Extracted records:
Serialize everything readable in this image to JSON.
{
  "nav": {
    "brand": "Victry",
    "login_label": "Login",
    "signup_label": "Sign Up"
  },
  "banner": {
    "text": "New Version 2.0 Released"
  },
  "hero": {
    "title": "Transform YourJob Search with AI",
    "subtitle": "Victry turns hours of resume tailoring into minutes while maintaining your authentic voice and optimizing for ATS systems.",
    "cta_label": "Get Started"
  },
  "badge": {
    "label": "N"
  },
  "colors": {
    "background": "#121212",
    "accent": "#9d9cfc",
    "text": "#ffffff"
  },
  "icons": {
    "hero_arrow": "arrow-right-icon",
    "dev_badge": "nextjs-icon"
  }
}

Exercise description
Copy out the whole listing exactly; please set it all down.

Output below
Serialize everything readable in this image to JSON.
{
  "nav": {
    "brand": "Victry",
    "login_label": "Login",
    "signup_label": "Sign Up"
  },
  "banner": {
    "text": "New Version 2.0 Released"
  },
  "hero": {
    "title": "Transform YourJob Search with AI",
    "subtitle": "Victry turns hours of resume tailoring into minutes while maintaining your authentic voice and optimizing for ATS systems.",
    "cta_label": "Get Started"
  },
  "badge": {
    "label": "N"
  },
  "colors": {
    "background": "#121212",
    "accent": "#9d9cfc",
    "text": "#ffffff"
  },
  "icons": {
    "hero_arrow": "arrow-right-icon",
    "dev_badge": "nextjs-icon"
  }
}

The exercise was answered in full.